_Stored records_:

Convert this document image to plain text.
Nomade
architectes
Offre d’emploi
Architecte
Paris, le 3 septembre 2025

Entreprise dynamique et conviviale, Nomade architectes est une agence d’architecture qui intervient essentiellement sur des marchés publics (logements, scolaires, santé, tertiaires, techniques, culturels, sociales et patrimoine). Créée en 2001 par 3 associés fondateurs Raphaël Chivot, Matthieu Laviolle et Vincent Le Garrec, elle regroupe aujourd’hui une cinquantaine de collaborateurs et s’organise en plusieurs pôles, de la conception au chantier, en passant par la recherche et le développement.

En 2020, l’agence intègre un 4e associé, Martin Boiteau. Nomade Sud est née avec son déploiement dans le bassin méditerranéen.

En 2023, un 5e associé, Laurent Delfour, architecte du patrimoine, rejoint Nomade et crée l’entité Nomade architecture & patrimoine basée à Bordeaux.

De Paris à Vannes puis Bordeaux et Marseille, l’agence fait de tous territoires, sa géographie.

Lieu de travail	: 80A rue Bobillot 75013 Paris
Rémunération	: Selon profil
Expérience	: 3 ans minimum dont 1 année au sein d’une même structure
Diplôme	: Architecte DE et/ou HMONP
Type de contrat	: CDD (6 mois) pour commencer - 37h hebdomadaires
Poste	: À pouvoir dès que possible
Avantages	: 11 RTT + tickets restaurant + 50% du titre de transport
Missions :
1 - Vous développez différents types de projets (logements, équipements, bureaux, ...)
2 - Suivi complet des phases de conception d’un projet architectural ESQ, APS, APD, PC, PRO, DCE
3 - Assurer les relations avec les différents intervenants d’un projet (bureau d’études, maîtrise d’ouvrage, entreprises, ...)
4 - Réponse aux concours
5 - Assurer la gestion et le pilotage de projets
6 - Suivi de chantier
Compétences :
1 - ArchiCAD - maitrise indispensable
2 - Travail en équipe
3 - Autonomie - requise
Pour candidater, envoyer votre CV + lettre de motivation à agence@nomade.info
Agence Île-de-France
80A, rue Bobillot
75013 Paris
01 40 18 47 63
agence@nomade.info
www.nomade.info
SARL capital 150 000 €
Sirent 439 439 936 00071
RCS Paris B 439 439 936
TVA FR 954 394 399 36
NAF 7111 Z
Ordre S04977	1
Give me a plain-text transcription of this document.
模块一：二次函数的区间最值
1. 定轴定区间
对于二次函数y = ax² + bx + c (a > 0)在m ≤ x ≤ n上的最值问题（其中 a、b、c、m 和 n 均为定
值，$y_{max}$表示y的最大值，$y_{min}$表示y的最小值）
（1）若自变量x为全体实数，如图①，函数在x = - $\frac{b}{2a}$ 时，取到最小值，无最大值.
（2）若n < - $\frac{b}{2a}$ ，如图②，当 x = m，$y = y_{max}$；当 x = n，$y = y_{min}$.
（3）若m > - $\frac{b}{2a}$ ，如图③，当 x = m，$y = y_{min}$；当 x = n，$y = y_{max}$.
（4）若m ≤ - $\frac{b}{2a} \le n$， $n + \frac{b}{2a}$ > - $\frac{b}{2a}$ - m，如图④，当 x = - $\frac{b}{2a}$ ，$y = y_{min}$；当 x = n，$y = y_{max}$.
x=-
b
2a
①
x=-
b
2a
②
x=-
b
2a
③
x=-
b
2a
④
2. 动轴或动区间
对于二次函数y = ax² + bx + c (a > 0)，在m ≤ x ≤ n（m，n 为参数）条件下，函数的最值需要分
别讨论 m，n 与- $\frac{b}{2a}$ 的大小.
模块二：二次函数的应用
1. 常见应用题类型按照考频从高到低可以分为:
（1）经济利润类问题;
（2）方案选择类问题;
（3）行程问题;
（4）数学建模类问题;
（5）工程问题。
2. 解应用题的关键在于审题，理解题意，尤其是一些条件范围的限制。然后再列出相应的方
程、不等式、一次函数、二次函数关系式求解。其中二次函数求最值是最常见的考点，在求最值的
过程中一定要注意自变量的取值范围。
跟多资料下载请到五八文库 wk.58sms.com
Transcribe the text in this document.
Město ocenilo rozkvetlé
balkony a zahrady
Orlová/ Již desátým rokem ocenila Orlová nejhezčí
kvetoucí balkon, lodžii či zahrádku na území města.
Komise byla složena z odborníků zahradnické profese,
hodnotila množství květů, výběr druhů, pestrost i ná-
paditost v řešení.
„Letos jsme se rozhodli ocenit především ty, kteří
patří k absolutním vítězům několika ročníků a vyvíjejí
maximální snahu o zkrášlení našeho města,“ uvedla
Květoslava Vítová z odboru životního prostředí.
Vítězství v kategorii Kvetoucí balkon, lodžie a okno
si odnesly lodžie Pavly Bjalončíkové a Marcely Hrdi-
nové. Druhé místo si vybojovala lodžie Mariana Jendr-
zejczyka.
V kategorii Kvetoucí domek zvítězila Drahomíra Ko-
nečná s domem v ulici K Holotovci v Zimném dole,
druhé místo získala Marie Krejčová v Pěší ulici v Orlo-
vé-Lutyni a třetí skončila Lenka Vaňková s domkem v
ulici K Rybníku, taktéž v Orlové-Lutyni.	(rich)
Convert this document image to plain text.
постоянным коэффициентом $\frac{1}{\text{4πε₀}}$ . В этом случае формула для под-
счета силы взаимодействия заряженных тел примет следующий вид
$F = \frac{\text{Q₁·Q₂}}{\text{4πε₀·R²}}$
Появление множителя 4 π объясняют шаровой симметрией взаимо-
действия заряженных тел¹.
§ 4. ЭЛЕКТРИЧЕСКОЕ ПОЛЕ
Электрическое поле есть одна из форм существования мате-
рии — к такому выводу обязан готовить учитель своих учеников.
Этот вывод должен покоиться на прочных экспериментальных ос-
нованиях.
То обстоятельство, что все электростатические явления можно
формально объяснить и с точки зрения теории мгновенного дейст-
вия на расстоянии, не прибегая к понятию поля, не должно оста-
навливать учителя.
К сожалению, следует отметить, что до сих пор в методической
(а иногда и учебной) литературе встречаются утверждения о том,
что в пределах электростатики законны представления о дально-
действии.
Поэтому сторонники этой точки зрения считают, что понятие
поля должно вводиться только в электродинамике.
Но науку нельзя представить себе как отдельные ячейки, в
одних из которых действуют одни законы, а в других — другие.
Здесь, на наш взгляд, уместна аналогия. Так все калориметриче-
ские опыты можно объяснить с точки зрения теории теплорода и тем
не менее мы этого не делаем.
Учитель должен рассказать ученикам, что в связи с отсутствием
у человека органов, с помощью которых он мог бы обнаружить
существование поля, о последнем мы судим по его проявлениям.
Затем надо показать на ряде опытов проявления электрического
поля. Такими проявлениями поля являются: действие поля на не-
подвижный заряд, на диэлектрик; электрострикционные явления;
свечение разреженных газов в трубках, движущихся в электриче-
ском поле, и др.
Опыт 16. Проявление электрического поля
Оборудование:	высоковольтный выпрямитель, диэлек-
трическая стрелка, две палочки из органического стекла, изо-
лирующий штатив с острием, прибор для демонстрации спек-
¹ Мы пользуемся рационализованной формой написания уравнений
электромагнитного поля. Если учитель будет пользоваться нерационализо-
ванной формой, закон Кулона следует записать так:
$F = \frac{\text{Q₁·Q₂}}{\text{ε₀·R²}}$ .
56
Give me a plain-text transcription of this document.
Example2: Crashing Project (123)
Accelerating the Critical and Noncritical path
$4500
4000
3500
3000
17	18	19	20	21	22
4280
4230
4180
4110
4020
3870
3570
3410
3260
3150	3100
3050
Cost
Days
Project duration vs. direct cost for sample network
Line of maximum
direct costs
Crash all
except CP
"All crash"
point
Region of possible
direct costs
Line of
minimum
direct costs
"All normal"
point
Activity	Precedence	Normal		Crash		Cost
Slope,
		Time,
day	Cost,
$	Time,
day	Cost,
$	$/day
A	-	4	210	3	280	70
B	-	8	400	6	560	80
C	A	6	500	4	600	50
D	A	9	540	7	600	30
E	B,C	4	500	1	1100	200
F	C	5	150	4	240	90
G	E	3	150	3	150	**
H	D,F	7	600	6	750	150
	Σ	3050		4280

_Aim_: Locate the word "формой" in the entries, and copy every line where it is found.

_The answer_:
¹ Мы пользуемся рационализованной формой написания уравнений
ванной формой, закон Кулона следует записать так:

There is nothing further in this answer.